[Stored data entries]

--- --- ---

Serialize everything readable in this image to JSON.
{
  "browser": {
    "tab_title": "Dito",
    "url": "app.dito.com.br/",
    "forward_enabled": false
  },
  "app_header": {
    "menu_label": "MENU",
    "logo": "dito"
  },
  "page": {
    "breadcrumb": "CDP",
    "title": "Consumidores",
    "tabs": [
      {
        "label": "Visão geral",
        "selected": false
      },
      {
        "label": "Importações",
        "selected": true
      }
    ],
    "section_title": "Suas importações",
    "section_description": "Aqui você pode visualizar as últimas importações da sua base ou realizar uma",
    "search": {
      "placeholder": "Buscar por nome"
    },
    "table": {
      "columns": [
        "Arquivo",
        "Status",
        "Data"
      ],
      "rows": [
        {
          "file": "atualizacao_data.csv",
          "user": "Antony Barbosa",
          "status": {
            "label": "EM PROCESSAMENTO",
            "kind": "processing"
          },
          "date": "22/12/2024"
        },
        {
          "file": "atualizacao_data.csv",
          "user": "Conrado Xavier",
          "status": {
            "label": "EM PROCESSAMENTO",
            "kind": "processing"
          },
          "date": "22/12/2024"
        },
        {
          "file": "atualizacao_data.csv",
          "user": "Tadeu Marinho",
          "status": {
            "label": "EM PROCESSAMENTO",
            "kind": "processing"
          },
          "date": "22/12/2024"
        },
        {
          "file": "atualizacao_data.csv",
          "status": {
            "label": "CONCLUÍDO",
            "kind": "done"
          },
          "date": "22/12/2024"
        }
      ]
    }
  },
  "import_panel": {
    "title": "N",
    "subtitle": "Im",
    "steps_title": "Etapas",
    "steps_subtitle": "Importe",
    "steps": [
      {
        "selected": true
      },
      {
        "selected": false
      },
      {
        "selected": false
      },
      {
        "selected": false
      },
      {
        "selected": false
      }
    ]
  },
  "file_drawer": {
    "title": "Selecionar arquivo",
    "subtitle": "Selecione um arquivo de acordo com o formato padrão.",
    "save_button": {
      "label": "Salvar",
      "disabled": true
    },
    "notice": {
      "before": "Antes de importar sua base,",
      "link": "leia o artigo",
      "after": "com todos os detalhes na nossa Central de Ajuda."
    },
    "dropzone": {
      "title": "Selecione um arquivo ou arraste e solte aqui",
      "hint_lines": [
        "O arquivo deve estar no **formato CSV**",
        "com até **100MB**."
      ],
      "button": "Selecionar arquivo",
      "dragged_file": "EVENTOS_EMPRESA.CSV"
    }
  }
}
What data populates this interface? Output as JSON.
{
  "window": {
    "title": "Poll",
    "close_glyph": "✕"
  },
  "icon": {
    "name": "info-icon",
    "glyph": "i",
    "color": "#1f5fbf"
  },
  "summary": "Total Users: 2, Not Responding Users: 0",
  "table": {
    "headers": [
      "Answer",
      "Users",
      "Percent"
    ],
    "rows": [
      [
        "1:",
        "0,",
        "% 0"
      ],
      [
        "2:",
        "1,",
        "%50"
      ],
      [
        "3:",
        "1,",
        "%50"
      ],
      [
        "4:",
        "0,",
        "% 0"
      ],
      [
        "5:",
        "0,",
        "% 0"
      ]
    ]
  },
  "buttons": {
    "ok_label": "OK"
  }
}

--- --- ---

What is needed
Please output the entire listing exactly as it stands.

Expected output
Serialize everything readable in this image to JSON.
{
  "browser": {
    "tab_title": "Dito",
    "url": "app.dito.com.br/",
    "forward_enabled": false
  },
  "app_header": {
    "menu_label": "MENU",
    "logo": "dito"
  },
  "page": {
    "breadcrumb": "CDP",
    "title": "Consumidores",
    "tabs": [
      {
        "label": "Visão geral",
        "selected": false
      },
      {
        "label": "Importações",
        "selected": true
      }
    ],
    "section_title": "Suas importações",
    "section_description": "Aqui você pode visualizar as últimas importações da sua base ou realizar uma",
    "search": {
      "placeholder": "Buscar por nome"
    },
    "table": {
      "columns": [
        "Arquivo",
        "Status",
        "Data"
      ],
      "rows": [
        {
          "file": "atualizacao_data.csv",
          "user": "Antony Barbosa",
          "status": {
            "label": "EM PROCESSAMENTO",
            "kind": "processing"
          },
          "date": "22/12/2024"
        },
        {
          "file": "atualizacao_data.csv",
          "user": "Conrado Xavier",
          "status": {
            "label": "EM PROCESSAMENTO",
            "kind": "processing"
          },
          "date": "22/12/2024"
        },
        {
          "file": "atualizacao_data.csv",
          "user": "Tadeu Marinho",
          "status": {
            "label": "EM PROCESSAMENTO",
            "kind": "processing"
          },
          "date": "22/12/2024"
        },
        {
          "file": "atualizacao_data.csv",
          "status": {
            "label": "CONCLUÍDO",
            "kind": "done"
          },
          "date": "22/12/2024"
        }
      ]
    }
  },
  "import_panel": {
    "title": "N",
    "subtitle": "Im",
    "steps_title": "Etapas",
    "steps_subtitle": "Importe",
    "steps": [
      {
        "selected": true
      },
      {
        "selected": false
      },
      {
        "selected": false
      },
      {
        "selected": false
      },
      {
        "selected": false
      }
    ]
  },
  "file_drawer": {
    "title": "Selecionar arquivo",
    "subtitle": "Selecione um arquivo de acordo com o formato padrão.",
    "save_button": {
      "label": "Salvar",
      "disabled": true
    },
    "notice": {
      "before": "Antes de importar sua base,",
      "link": "leia o artigo",
      "after": "com todos os detalhes na nossa Central de Ajuda."
    },
    "dropzone": {
      "title": "Selecione um arquivo ou arraste e solte aqui",
      "hint_lines": [
        "O arquivo deve estar no **formato CSV**",
        "com até **100MB**."
      ],
      "button": "Selecionar arquivo",
      "dragged_file": "EVENTOS_EMPRESA.CSV"
    }
  }
}
What data populates this interface? Output as JSON.
{
  "window": {
    "title": "Poll",
    "close_glyph": "✕"
  },
  "icon": {
    "name": "info-icon",
    "glyph": "i",
    "color": "#1f5fbf"
  },
  "summary": "Total Users: 2, Not Responding Users: 0",
  "table": {
    "headers": [
      "Answer",
      "Users",
      "Percent"
    ],
    "rows": [
      [
        "1:",
        "0,",
        "% 0"
      ],
      [
        "2:",
        "1,",
        "%50"
      ],
      [
        "3:",
        "1,",
        "%50"
      ],
      [
        "4:",
        "0,",
        "% 0"
      ],
      [
        "5:",
        "0,",
        "% 0"
      ]
    ]
  },
  "buttons": {
    "ok_label": "OK"
  }
}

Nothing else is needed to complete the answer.